Extracted records:
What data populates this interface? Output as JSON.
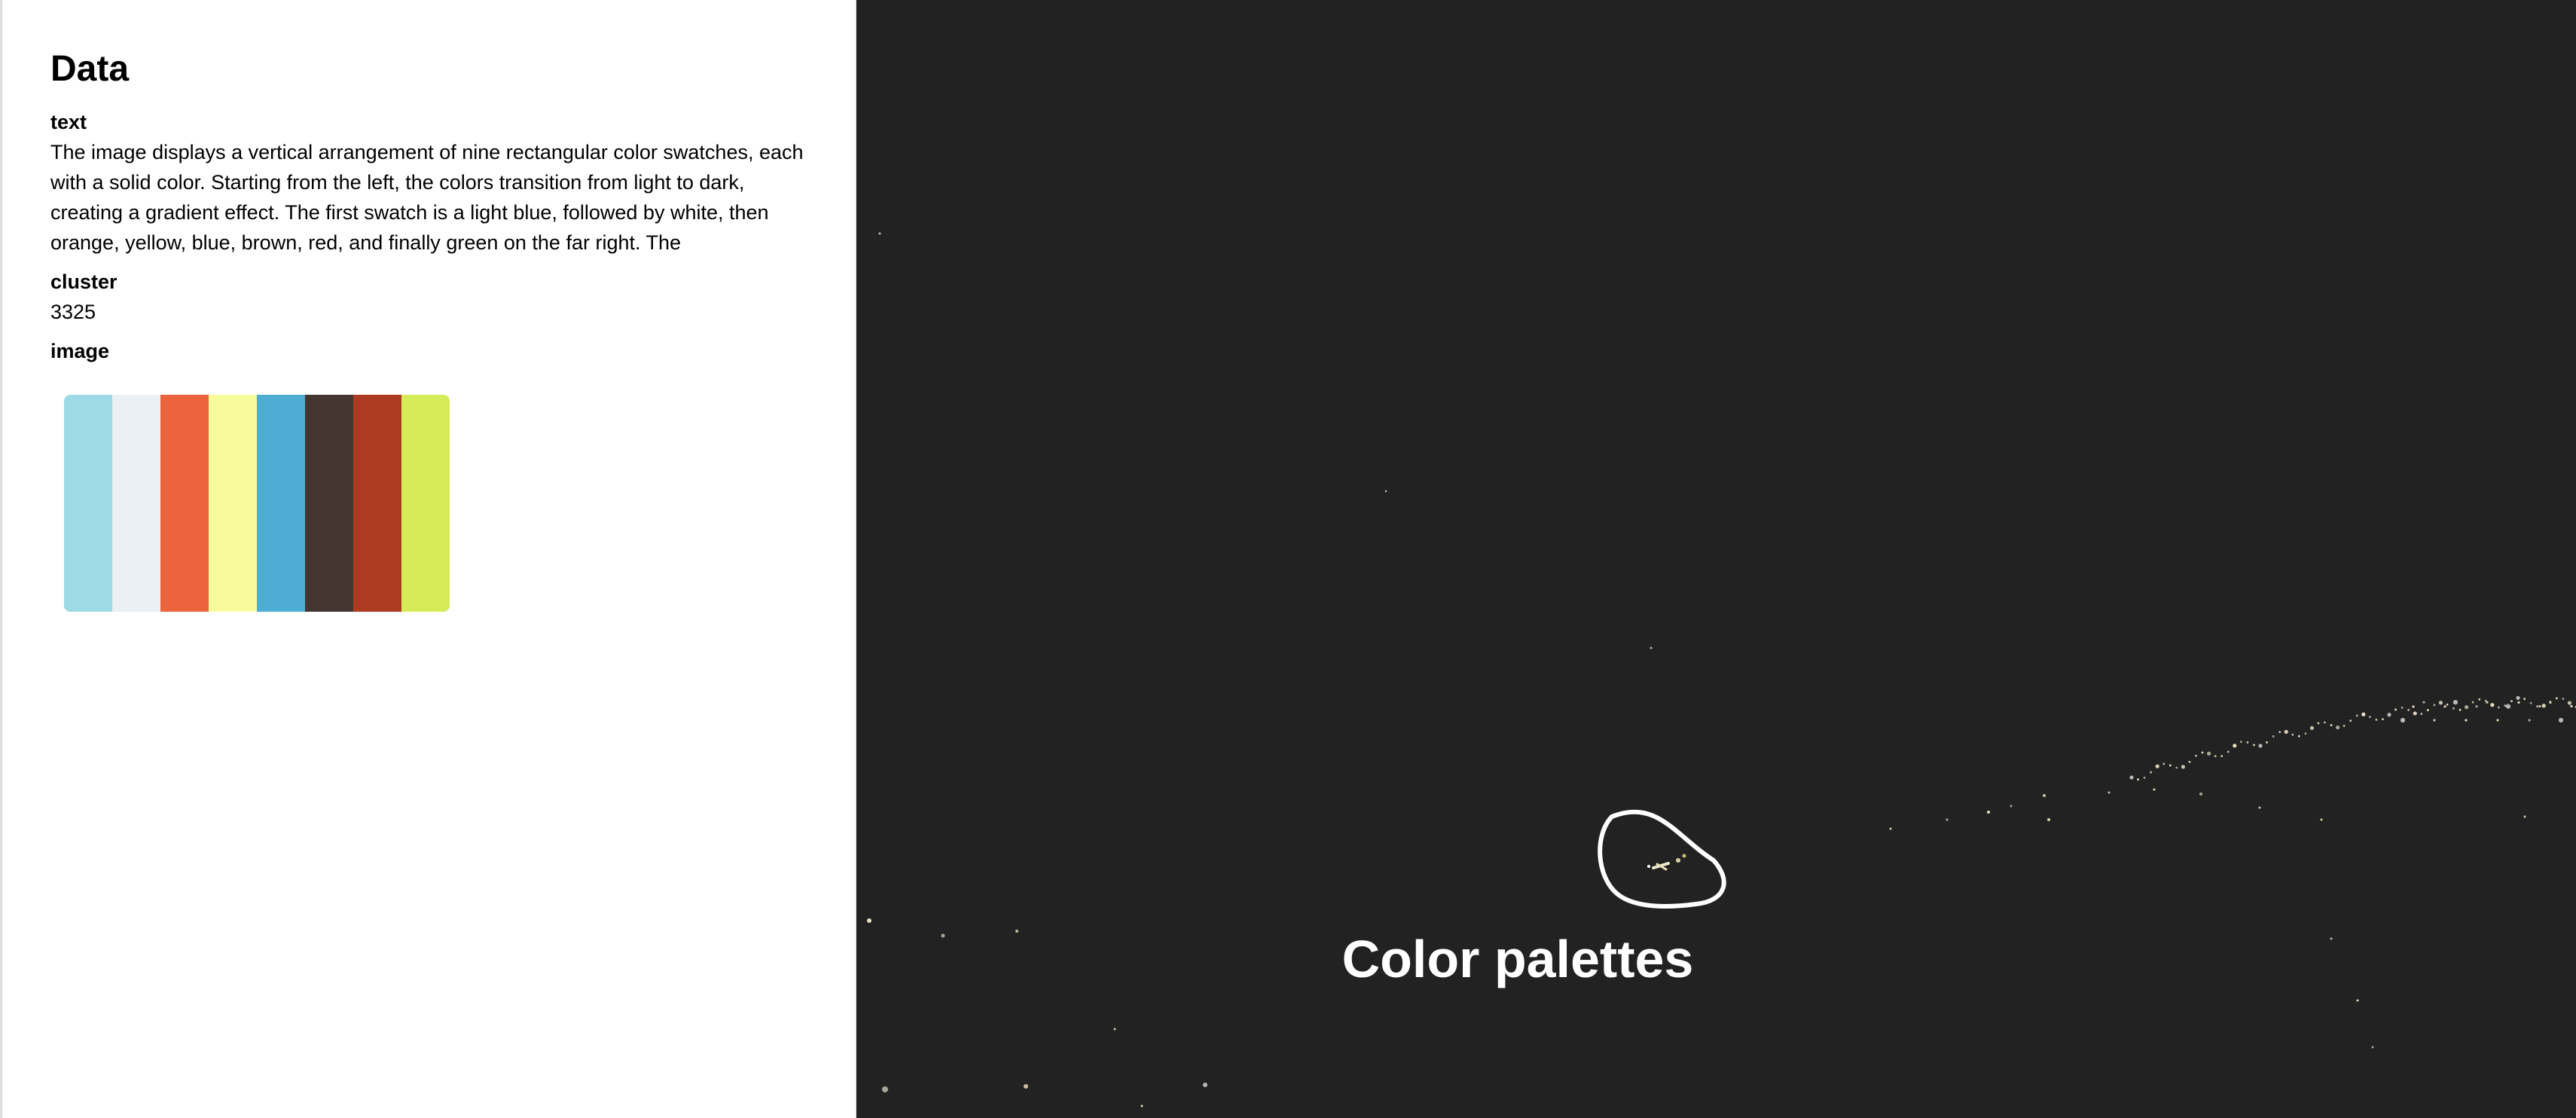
{
  "panel": {
    "title": "Data",
    "fields": {
      "text_label": "text",
      "text_value": "The image displays a vertical arrangement of nine rectangular color swatches, each with a solid color. Starting from the left, the colors transition from light to dark, creating a gradient effect. The first swatch is a light blue, followed by white, then orange, yellow, blue, brown, red, and finally green on the far right. The",
      "cluster_label": "cluster",
      "cluster_value": "3325",
      "image_label": "image"
    },
    "swatch_colors": [
      "#9ddae6",
      "#eaf0f3",
      "#ec643b",
      "#f8fb9c",
      "#4eadd3",
      "#453531",
      "#ac3b22",
      "#d6eb58"
    ]
  },
  "map": {
    "cluster_label": "Color palettes",
    "background_color": "#222222",
    "highlight_icon": "circle-outline"
  }
}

Direction: Copy out each line exactly, without the pictures.

Written solution:
What data populates this interface? Output as JSON.
{
  "panel": {
    "title": "Data",
    "fields": {
      "text_label": "text",
      "text_value": "The image displays a vertical arrangement of nine rectangular color swatches, each with a solid color. Starting from the left, the colors transition from light to dark, creating a gradient effect. The first swatch is a light blue, followed by white, then orange, yellow, blue, brown, red, and finally green on the far right. The",
      "cluster_label": "cluster",
      "cluster_value": "3325",
      "image_label": "image"
    },
    "swatch_colors": [
      "#9ddae6",
      "#eaf0f3",
      "#ec643b",
      "#f8fb9c",
      "#4eadd3",
      "#453531",
      "#ac3b22",
      "#d6eb58"
    ]
  },
  "map": {
    "cluster_label": "Color palettes",
    "background_color": "#222222",
    "highlight_icon": "circle-outline"
  }
}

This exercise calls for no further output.